Short exercise: Every line of the records below should be restated exactly.

(Entries taken from a collection)
** START **
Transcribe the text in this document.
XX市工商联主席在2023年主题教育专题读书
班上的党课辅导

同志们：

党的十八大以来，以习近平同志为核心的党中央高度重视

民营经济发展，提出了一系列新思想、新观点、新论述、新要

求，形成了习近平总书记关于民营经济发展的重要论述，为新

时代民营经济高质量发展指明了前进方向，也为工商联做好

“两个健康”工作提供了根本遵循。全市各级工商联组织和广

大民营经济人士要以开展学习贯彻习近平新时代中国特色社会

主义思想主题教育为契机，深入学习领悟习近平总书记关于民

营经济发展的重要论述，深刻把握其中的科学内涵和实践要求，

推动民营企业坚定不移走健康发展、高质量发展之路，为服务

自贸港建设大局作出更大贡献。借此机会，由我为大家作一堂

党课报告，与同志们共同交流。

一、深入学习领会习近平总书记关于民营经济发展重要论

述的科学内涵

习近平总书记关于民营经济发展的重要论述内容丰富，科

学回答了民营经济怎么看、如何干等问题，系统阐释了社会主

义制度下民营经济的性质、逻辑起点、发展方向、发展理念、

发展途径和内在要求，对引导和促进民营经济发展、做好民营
** END **
Expected answer:
Transcribe the text in this document.
XX市工商联主席在2023年主题教育专题读书
班上的党课辅导

同志们：

党的十八大以来，以习近平同志为核心的党中央高度重视

民营经济发展，提出了一系列新思想、新观点、新论述、新要

求，形成了习近平总书记关于民营经济发展的重要论述，为新

时代民营经济高质量发展指明了前进方向，也为工商联做好

“两个健康”工作提供了根本遵循。全市各级工商联组织和广

大民营经济人士要以开展学习贯彻习近平新时代中国特色社会

主义思想主题教育为契机，深入学习领悟习近平总书记关于民

营经济发展的重要论述，深刻把握其中的科学内涵和实践要求，

推动民营企业坚定不移走健康发展、高质量发展之路，为服务

自贸港建设大局作出更大贡献。借此机会，由我为大家作一堂

党课报告，与同志们共同交流。

一、深入学习领会习近平总书记关于民营经济发展重要论

述的科学内涵

习近平总书记关于民营经济发展的重要论述内容丰富，科

学回答了民营经济怎么看、如何干等问题，系统阐释了社会主

义制度下民营经济的性质、逻辑起点、发展方向、发展理念、

发展途径和内在要求，对引导和促进民营经济发展、做好民营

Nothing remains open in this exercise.